Work to complete: Substitute "contour-line" for every "isotherm-line" in the material below, from its first line through the line containing "x-tick-label: 30 bbox=[227, 732, 251, 757]". Give back only those lines, leaving everything else unchanged.

The input:
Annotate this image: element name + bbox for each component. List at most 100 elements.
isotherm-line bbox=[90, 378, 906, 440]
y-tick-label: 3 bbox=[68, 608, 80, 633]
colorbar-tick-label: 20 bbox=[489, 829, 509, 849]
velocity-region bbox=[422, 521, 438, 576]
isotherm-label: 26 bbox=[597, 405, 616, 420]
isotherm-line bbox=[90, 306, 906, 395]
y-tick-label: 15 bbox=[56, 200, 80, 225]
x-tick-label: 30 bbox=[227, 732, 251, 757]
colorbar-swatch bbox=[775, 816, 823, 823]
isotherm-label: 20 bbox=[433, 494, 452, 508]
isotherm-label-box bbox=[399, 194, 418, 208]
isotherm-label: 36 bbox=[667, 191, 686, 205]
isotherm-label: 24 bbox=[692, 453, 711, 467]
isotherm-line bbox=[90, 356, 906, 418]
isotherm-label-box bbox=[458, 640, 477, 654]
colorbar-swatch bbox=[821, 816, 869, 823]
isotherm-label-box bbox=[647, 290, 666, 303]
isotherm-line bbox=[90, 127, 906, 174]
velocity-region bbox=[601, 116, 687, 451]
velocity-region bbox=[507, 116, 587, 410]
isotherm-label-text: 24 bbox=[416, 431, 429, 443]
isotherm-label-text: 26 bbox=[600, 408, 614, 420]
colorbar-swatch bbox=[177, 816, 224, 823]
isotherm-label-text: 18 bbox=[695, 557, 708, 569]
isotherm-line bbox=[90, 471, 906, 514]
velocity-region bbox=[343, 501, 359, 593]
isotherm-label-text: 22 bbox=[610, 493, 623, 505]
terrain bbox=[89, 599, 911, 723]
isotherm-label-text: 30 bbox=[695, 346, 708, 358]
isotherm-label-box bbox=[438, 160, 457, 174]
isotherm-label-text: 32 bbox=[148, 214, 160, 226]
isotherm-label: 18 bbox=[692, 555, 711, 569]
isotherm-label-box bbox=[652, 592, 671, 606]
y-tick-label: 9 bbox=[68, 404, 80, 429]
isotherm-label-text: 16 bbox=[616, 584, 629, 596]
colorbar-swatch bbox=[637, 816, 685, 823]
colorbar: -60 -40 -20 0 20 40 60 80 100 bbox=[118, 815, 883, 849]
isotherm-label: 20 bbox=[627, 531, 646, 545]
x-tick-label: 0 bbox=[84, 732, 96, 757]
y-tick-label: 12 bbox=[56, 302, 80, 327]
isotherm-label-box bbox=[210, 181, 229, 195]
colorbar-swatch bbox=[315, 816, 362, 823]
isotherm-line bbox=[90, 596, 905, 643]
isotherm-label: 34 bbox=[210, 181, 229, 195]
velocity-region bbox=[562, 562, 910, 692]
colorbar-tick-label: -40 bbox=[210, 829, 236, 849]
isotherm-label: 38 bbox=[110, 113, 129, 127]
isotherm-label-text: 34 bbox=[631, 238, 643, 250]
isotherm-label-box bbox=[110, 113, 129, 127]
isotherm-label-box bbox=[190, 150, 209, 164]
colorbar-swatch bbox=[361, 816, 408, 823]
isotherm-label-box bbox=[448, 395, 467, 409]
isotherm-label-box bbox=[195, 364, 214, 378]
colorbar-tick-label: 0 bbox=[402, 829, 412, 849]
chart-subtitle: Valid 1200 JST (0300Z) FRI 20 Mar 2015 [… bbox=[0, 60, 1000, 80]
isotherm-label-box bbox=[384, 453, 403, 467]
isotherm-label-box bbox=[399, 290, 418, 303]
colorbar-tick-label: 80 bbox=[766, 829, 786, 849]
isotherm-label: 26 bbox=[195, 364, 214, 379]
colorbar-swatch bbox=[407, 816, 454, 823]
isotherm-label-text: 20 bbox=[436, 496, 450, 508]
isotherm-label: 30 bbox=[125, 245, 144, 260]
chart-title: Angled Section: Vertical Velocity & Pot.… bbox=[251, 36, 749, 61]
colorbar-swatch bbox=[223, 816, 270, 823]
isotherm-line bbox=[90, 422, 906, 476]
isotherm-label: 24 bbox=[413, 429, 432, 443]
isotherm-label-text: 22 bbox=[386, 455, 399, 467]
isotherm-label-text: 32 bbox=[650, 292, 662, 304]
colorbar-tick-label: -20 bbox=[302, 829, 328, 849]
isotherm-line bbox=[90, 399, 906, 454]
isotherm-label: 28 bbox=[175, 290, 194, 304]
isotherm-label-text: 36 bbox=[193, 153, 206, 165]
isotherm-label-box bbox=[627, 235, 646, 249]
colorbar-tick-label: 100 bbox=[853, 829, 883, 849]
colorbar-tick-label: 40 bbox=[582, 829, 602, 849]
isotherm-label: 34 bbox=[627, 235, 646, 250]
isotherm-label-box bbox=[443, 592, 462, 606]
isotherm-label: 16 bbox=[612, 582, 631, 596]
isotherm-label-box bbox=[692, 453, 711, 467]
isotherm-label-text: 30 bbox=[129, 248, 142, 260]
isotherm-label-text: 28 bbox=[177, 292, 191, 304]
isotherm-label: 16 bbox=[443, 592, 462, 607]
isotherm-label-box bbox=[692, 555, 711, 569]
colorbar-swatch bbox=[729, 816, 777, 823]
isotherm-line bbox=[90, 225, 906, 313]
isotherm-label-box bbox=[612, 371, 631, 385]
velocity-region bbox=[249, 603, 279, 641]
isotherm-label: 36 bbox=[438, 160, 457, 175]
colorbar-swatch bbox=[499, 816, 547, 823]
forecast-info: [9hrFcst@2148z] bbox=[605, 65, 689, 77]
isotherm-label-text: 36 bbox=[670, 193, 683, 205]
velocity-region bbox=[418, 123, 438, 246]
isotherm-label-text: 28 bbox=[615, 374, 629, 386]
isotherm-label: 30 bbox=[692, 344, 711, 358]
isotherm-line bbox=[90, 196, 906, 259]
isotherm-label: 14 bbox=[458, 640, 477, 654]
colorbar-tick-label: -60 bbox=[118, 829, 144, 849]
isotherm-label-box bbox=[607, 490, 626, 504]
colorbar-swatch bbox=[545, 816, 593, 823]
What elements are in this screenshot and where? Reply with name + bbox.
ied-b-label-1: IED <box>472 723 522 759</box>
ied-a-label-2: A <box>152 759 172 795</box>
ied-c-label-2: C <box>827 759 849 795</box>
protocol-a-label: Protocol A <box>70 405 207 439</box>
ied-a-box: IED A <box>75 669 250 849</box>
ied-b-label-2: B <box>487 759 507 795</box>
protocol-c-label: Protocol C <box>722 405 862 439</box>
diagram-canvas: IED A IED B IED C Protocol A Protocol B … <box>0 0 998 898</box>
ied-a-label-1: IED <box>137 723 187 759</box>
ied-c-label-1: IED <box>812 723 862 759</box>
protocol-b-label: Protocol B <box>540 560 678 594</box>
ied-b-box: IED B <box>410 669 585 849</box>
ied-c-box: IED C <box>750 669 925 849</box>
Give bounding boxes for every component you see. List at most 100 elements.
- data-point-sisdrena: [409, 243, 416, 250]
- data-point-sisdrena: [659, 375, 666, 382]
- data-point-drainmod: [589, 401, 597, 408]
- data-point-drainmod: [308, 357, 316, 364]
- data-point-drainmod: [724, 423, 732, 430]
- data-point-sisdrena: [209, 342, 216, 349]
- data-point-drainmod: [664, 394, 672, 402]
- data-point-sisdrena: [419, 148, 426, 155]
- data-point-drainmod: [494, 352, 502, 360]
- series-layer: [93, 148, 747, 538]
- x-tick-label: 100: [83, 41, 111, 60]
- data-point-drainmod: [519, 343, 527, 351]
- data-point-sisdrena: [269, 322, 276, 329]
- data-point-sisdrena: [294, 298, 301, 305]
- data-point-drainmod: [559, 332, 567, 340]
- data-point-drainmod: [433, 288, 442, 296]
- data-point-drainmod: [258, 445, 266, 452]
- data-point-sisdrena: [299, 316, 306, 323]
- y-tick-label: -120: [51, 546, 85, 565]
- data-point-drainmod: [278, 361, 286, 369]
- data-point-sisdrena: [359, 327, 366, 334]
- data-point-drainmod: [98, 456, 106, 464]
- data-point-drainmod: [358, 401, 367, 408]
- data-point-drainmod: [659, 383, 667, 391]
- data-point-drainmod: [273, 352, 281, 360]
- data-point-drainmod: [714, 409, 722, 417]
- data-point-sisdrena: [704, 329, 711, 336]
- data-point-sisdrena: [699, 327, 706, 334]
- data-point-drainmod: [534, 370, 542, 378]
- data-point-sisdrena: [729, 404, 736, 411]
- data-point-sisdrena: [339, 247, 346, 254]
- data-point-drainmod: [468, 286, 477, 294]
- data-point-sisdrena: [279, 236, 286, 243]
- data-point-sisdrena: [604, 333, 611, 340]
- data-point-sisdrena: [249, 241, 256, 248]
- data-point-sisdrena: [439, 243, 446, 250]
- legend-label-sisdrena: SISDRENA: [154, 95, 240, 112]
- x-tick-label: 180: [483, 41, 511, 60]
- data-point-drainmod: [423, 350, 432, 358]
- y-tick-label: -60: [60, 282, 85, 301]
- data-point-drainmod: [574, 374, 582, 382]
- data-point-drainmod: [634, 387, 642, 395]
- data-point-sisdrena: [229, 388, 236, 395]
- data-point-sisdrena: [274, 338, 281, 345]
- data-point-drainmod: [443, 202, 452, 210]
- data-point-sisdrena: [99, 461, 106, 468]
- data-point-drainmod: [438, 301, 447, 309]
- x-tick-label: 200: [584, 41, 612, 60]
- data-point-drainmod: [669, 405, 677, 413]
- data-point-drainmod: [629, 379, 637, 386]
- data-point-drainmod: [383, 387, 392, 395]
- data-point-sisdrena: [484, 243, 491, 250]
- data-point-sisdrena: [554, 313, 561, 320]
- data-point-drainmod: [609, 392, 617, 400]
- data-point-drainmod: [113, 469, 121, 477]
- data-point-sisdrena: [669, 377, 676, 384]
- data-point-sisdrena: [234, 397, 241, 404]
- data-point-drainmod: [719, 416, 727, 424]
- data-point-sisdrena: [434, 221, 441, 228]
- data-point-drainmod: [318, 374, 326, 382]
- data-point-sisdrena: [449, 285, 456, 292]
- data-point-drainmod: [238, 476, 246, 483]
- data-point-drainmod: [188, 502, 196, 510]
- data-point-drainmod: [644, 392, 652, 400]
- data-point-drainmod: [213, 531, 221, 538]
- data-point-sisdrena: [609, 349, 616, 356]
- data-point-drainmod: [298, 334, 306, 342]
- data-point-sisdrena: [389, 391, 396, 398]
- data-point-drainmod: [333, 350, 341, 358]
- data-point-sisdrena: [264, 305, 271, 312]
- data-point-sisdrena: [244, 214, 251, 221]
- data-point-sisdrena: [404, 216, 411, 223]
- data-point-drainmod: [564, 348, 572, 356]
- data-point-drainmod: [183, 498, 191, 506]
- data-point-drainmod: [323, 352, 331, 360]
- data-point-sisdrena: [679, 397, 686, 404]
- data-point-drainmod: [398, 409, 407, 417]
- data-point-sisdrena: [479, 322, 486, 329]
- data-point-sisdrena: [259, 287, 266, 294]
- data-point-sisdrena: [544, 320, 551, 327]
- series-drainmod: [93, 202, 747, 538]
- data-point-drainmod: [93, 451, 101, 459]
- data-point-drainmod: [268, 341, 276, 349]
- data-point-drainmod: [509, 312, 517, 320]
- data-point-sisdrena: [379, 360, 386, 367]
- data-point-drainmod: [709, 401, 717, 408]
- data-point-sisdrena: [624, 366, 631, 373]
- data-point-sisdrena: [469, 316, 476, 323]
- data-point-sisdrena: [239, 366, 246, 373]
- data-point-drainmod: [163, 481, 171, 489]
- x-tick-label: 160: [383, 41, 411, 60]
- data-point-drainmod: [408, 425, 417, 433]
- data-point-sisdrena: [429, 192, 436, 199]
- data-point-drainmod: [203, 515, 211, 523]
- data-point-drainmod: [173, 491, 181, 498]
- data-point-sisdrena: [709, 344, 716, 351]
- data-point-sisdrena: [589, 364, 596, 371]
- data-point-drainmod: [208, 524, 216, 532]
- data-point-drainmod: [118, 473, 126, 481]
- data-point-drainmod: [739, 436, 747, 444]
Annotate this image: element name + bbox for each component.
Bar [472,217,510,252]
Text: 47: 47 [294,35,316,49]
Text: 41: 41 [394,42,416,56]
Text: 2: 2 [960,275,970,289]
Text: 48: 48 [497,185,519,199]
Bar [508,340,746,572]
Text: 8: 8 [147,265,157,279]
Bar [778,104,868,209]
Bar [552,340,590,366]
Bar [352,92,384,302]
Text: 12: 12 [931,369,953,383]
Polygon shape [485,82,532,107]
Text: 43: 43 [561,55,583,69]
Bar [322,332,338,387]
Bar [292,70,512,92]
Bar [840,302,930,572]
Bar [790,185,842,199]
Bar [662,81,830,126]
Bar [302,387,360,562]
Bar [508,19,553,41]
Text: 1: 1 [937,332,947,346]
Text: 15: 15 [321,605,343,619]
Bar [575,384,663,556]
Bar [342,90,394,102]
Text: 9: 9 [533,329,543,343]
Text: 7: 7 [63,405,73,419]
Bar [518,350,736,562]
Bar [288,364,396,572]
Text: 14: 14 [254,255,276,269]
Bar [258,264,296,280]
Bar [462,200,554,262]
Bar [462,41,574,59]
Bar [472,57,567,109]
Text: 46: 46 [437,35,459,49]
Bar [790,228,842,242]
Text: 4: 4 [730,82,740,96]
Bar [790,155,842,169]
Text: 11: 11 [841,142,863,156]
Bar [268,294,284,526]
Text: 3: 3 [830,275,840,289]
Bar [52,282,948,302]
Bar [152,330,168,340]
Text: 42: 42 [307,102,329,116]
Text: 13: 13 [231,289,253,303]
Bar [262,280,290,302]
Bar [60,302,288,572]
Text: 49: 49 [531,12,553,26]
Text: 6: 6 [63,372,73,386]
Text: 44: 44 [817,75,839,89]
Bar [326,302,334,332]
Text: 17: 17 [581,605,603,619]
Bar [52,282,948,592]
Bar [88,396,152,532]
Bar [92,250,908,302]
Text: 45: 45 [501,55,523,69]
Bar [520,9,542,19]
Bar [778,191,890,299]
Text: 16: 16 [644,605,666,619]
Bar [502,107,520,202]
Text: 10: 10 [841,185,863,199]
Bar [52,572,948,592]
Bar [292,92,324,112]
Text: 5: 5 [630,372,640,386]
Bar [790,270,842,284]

Result of the exercise:
Annotate this image: element name + bbox for each component. List at most 100 elements.
contour-line bbox=[90, 378, 906, 440]
y-tick-label: 3 bbox=[68, 608, 80, 633]
colorbar-tick-label: 20 bbox=[489, 829, 509, 849]
velocity-region bbox=[422, 521, 438, 576]
isotherm-label: 26 bbox=[597, 405, 616, 420]
contour-line bbox=[90, 306, 906, 395]
y-tick-label: 15 bbox=[56, 200, 80, 225]
x-tick-label: 30 bbox=[227, 732, 251, 757]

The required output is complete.